GIVEN REQUEST
Copy all lines in which the word "text" can be found.

== == ==

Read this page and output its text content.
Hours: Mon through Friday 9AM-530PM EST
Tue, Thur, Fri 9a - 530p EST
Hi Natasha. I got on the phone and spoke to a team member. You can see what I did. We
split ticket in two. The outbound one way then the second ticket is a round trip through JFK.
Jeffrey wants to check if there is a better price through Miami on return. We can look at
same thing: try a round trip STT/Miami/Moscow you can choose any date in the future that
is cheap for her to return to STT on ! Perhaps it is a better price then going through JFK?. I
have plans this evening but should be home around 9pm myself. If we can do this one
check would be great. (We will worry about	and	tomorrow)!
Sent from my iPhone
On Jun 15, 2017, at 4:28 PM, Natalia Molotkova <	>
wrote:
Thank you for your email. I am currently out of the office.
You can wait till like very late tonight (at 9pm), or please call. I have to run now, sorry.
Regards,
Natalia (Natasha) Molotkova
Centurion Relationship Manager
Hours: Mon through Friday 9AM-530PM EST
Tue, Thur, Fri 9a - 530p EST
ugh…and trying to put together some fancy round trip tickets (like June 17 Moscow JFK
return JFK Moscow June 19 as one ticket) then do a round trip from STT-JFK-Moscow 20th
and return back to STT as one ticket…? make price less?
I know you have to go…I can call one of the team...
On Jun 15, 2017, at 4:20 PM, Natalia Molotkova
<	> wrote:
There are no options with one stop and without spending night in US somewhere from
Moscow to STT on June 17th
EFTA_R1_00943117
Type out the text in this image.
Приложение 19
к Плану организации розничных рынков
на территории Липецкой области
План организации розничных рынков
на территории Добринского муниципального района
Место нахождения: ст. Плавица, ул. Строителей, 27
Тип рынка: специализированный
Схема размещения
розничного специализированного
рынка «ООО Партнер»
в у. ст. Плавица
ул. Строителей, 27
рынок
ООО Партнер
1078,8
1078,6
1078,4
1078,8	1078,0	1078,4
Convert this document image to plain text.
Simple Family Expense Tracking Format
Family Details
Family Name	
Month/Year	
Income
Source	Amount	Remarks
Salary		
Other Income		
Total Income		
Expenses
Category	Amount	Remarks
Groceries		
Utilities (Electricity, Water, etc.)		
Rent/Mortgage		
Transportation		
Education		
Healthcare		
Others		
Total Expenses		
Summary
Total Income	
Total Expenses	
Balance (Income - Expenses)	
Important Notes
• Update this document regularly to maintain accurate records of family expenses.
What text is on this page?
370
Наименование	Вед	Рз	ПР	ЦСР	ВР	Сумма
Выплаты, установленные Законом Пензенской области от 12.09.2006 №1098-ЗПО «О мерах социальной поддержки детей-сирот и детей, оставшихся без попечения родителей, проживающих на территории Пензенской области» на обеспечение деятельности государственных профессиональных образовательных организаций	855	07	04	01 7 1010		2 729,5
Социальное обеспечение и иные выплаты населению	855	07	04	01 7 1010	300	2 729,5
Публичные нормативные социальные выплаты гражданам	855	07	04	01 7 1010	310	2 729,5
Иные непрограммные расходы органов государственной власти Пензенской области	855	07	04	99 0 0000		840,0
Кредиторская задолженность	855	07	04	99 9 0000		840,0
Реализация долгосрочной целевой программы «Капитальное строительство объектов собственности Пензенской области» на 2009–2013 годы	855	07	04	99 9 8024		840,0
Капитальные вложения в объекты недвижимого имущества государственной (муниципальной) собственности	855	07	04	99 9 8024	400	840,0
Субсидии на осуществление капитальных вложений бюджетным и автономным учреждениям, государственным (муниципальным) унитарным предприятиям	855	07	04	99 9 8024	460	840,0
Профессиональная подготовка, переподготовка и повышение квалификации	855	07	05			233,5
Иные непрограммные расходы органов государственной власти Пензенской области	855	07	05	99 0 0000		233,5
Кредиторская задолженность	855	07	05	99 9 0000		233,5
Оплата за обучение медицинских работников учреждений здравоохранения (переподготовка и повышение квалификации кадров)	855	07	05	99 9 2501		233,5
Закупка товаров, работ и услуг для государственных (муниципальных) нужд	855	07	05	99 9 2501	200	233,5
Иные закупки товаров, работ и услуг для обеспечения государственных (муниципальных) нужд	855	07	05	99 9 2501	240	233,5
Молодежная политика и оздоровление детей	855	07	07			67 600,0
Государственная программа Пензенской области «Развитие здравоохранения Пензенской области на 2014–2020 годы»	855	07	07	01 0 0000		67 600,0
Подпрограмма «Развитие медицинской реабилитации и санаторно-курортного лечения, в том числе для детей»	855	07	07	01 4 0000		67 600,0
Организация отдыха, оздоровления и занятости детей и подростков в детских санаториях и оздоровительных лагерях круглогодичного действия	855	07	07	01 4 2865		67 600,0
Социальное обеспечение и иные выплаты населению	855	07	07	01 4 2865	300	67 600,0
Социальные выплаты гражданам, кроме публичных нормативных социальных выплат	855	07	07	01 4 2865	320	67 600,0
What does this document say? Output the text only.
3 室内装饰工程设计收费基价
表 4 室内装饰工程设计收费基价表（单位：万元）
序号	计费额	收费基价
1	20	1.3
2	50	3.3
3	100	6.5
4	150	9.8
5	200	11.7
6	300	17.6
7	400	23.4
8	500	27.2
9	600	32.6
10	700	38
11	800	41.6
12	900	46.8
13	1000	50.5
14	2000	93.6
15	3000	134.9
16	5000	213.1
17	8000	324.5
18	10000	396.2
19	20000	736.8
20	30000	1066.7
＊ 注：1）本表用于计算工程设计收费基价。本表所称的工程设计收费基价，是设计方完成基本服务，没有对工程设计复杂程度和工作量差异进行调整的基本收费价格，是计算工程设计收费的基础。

== == ==

SOLUTION FOR THIS TASK
Read this page and output its text content.
Type out the text in this image.
Convert this document image to plain text.
What text is on this page?
What does this document say? Output the text only.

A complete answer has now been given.